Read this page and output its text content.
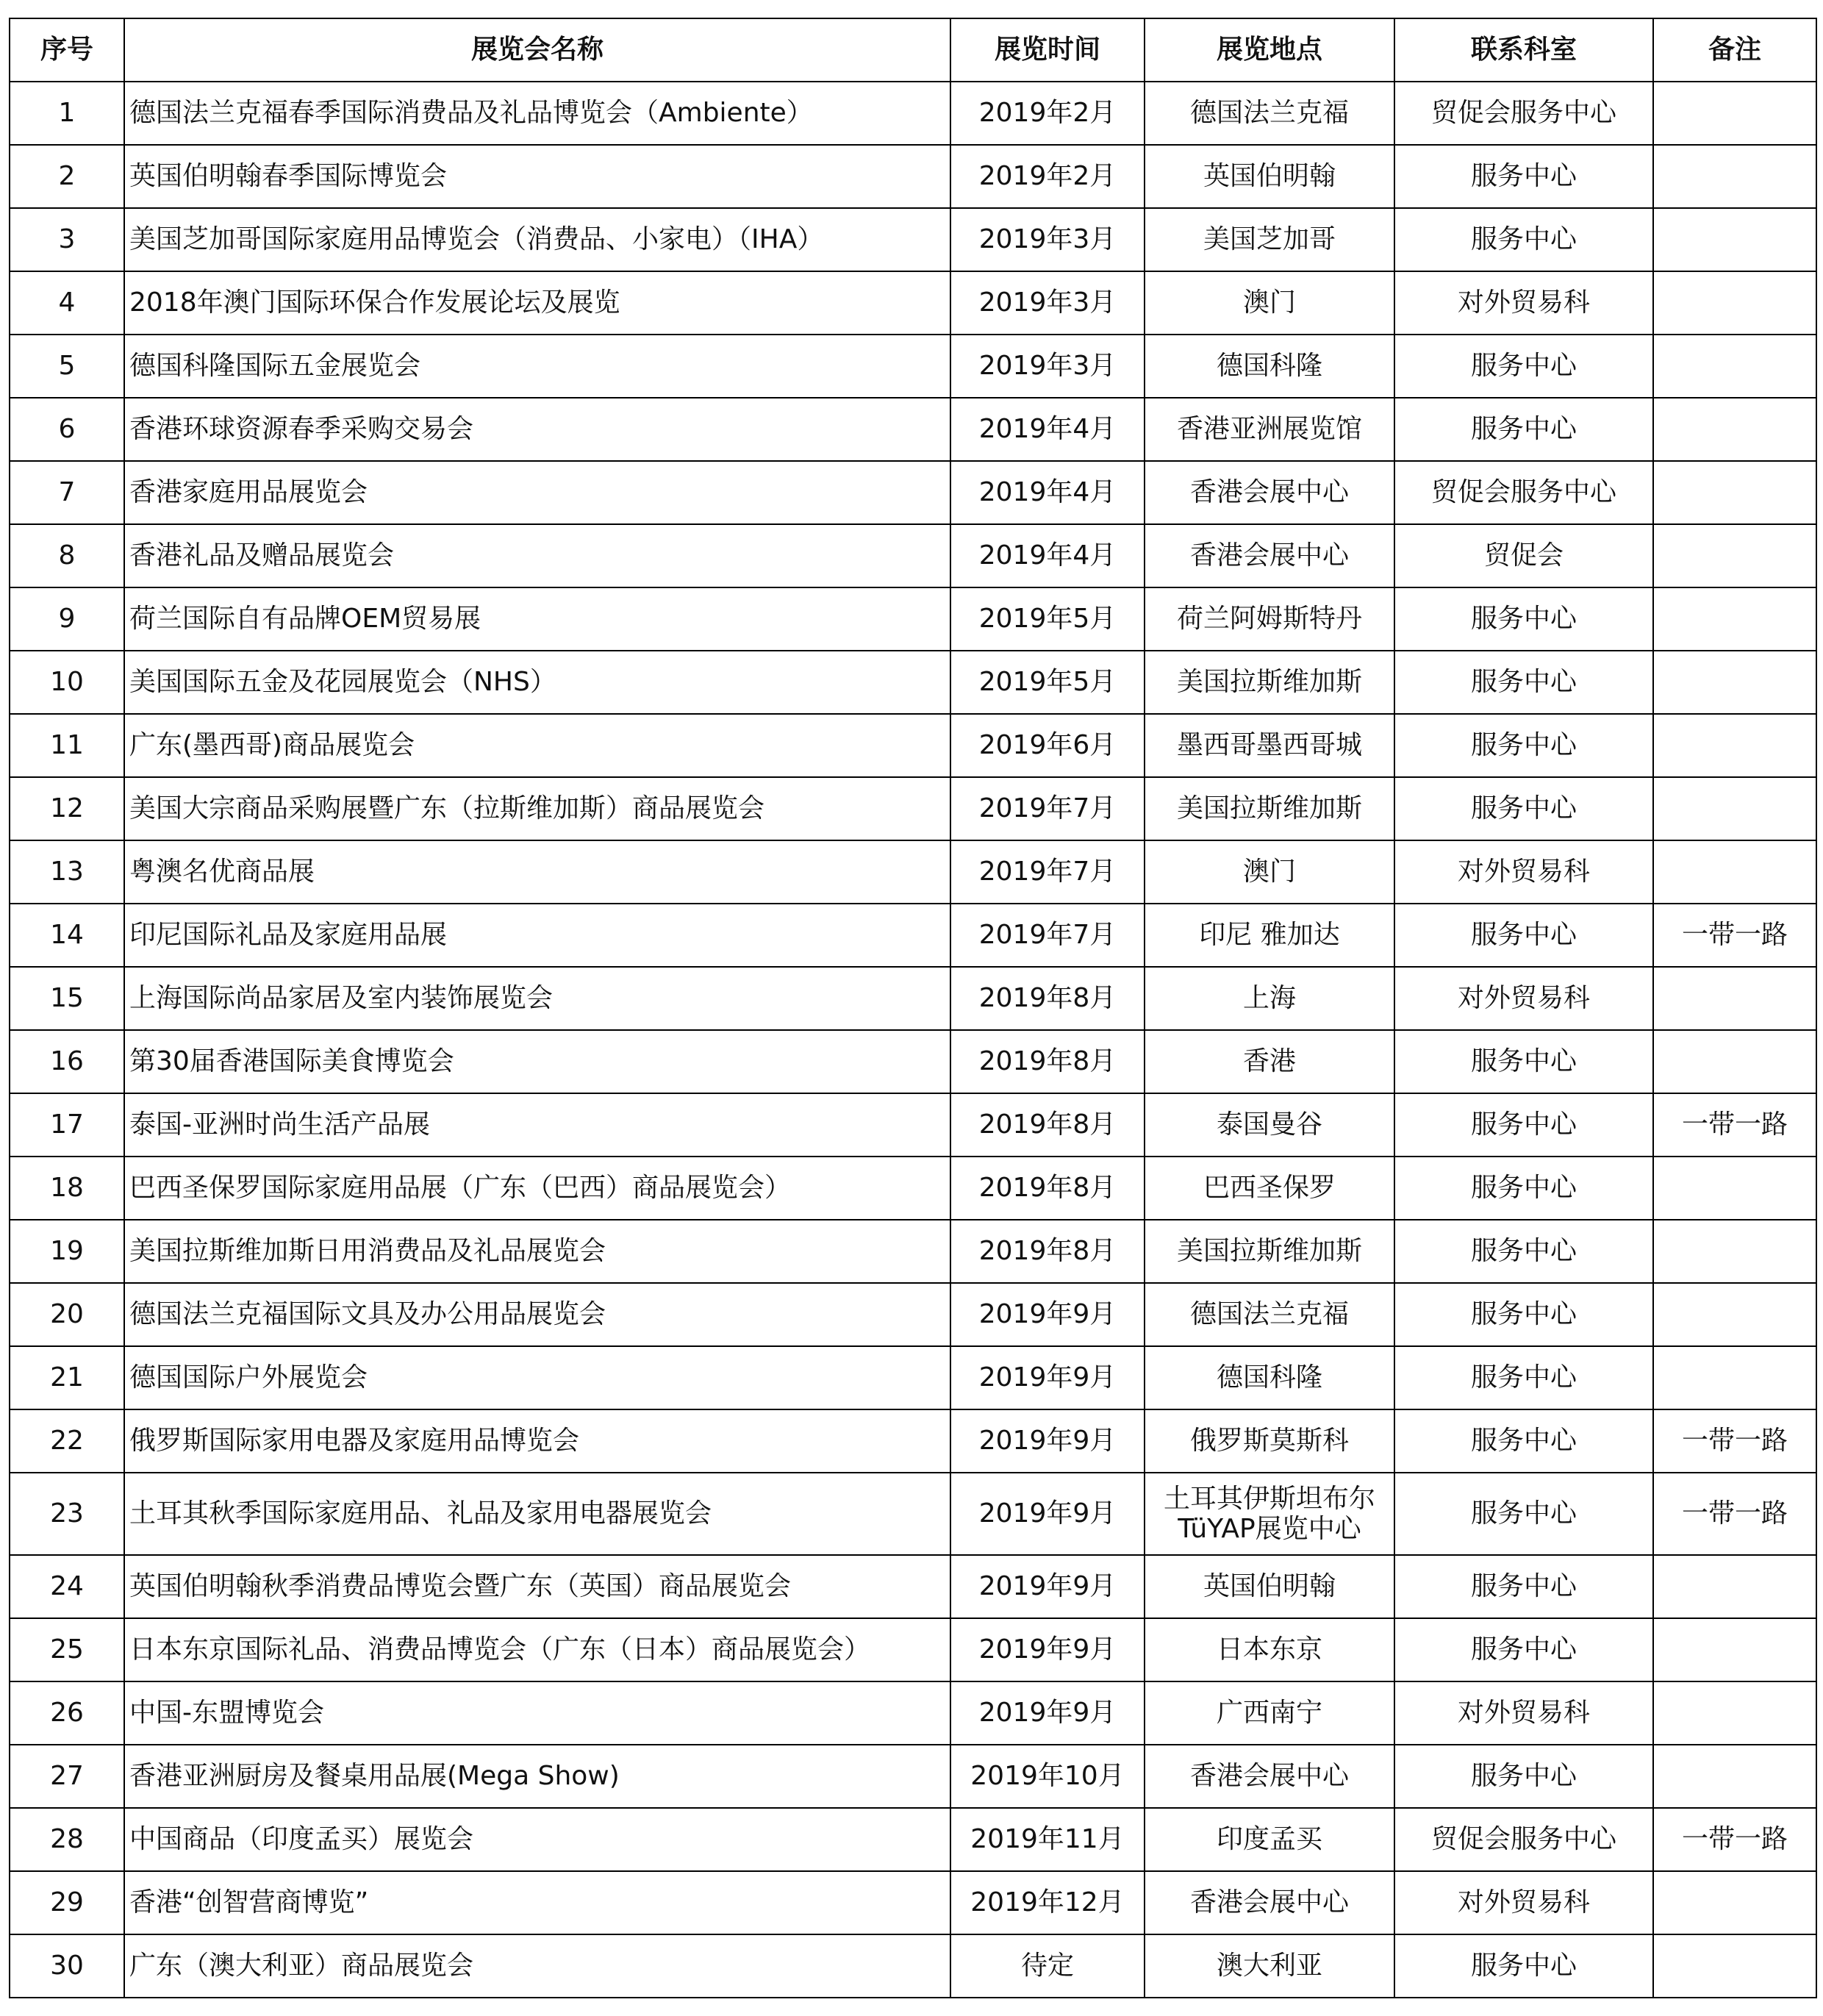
序号	展览会名称	展览时间	展览地点	联系科室	备注
1	德国法兰克福春季国际消费品及礼品博览会（Ambiente）	2019年2月	德国法兰克福	贸促会服务中心	
2	英国伯明翰春季国际博览会	2019年2月	英国伯明翰	服务中心	
3	美国芝加哥国际家庭用品博览会（消费品、小家电）（IHA）	2019年3月	美国芝加哥	服务中心	
4	2018年澳门国际环保合作发展论坛及展览	2019年3月	澳门	对外贸易科	
5	德国科隆国际五金展览会	2019年3月	德国科隆	服务中心	
6	香港环球资源春季采购交易会	2019年4月	香港亚洲展览馆	服务中心	
7	香港家庭用品展览会	2019年4月	香港会展中心	贸促会服务中心	
8	香港礼品及赠品展览会	2019年4月	香港会展中心	贸促会	
9	荷兰国际自有品牌OEM贸易展	2019年5月	荷兰阿姆斯特丹	服务中心	
10	美国国际五金及花园展览会（NHS）	2019年5月	美国拉斯维加斯	服务中心	
11	广东(墨西哥)商品展览会	2019年6月	墨西哥墨西哥城	服务中心	
12	美国大宗商品采购展暨广东（拉斯维加斯）商品展览会	2019年7月	美国拉斯维加斯	服务中心	
13	粤澳名优商品展	2019年7月	澳门	对外贸易科	
14	印尼国际礼品及家庭用品展	2019年7月	印尼 雅加达	服务中心	一带一路
15	上海国际尚品家居及室内装饰展览会	2019年8月	上海	对外贸易科	
16	第30届香港国际美食博览会	2019年8月	香港	服务中心	
17	泰国-亚洲时尚生活产品展	2019年8月	泰国曼谷	服务中心	一带一路
18	巴西圣保罗国际家庭用品展（广东（巴西）商品展览会）	2019年8月	巴西圣保罗	服务中心	
19	美国拉斯维加斯日用消费品及礼品展览会	2019年8月	美国拉斯维加斯	服务中心	
20	德国法兰克福国际文具及办公用品展览会	2019年9月	德国法兰克福	服务中心	
21	德国国际户外展览会	2019年9月	德国科隆	服务中心	
22	俄罗斯国际家用电器及家庭用品博览会	2019年9月	俄罗斯莫斯科	服务中心	一带一路
23	土耳其秋季国际家庭用品、礼品及家用电器展览会	2019年9月	土耳其伊斯坦布尔TüYAP展览中心	服务中心	一带一路
24	英国伯明翰秋季消费品博览会暨广东（英国）商品展览会	2019年9月	英国伯明翰	服务中心	
25	日本东京国际礼品、消费品博览会（广东（日本）商品展览会）	2019年9月	日本东京	服务中心	
26	中国-东盟博览会	2019年9月	广西南宁	对外贸易科	
27	香港亚洲厨房及餐桌用品展(Mega Show)	2019年10月	香港会展中心	服务中心	
28	中国商品（印度孟买）展览会	2019年11月	印度孟买	贸促会服务中心	一带一路
29	香港“创智营商博览”	2019年12月	香港会展中心	对外贸易科	
30	广东（澳大利亚）商品展览会	待定	澳大利亚	服务中心	
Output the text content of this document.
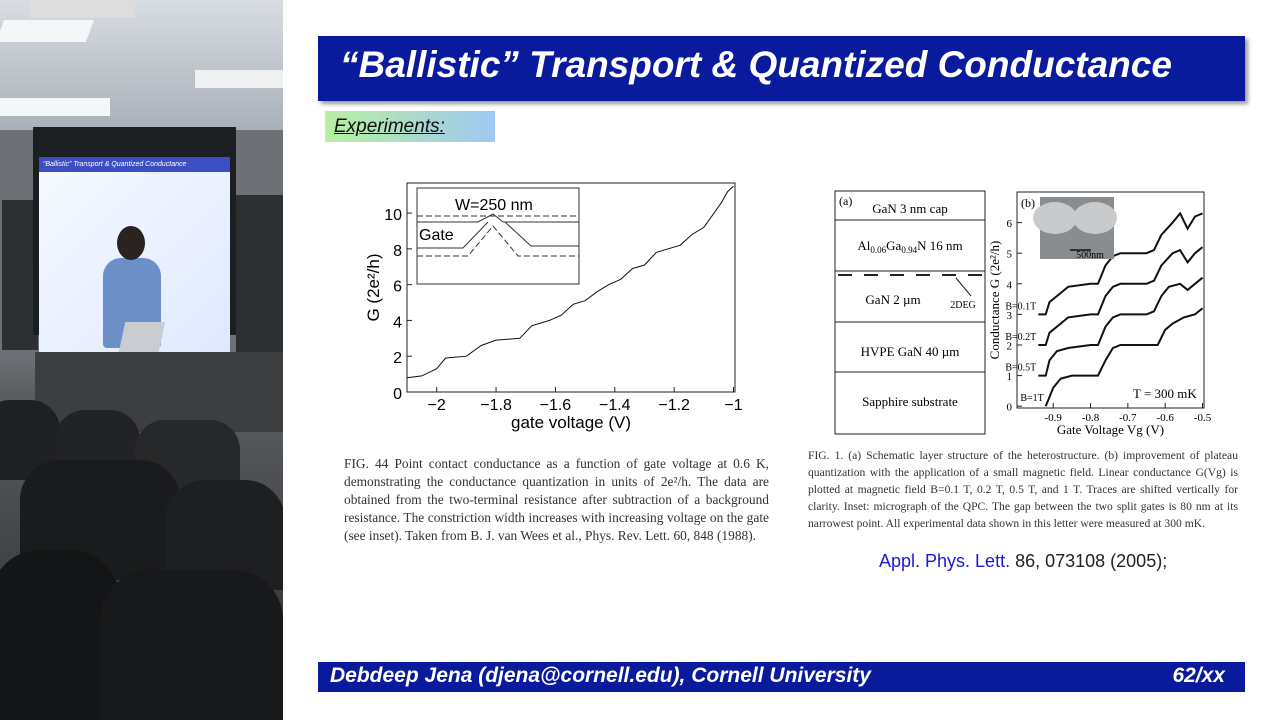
“Ballistic” Transport & Quantized Conductance
“Ballistic” Transport & Quantized Conductance
Experiments:
−2 −1.8 −1.6 −1.4 −1.2 −1
0
2
4
6
8
10
gate voltage (V)
G (2e²/h)
-0.9 -0.8 -0.7 -0.6 -0.5
0
1
2
3
4
5
6
Gate Voltage Vg (V)
Conductance G (2e²/h) B=0.1T
B=0.2T
B=0.5T
B=1T
W=250 nm
Gate
(a) GaN 3 nm cap
$Al_{0.06}Ga_{0.94}N$ 16 nm
GaN 2 µm	2DEG
HVPE GaN 40 µm
Sapphire substrate
500nm
(b)
T = 300 mK
FIG. 44 Point contact conductance as a function of gate voltage at 0.6 K, demonstrating the conductance quantization in units of 2e²/h. The data are obtained from the two-terminal resistance after subtraction of a background resistance. The constriction width increases with increasing voltage on the gate (see inset). Taken from B. J. van Wees et al., Phys. Rev. Lett. 60, 848 (1988).
FIG. 1. (a) Schematic layer structure of the heterostructure. (b) improvement of plateau quantization with the application of a small magnetic field. Linear conductance G(Vg) is plotted at magnetic field B=0.1 T, 0.2 T, 0.5 T, and 1 T. Traces are shifted vertically for clarity. Inset: micrograph of the QPC. The gap between the two split gates is 80 nm at its narrowest point. All experimental data shown in this letter were measured at 300 mK.
Appl. Phys. Lett. 86, 073108 (2005);
Debdeep Jena (djena@cornell.edu), Cornell University	62/xx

Job:
Copy out every line of the listing that contains the string "Phys".

Solution to this exercise:
FIG. 44 Point contact conductance as a function of gate voltage at 0.6 K, demonstrating the conductance quantization in units of 2e²/h. The data are obtained from the two-terminal resistance after subtraction of a background resistance. The constriction width increases with increasing voltage on the gate (see inset). Taken from B. J. van Wees et al., Phys. Rev. Lett. 60, 848 (1988).
Appl. Phys. Lett. 86, 073108 (2005);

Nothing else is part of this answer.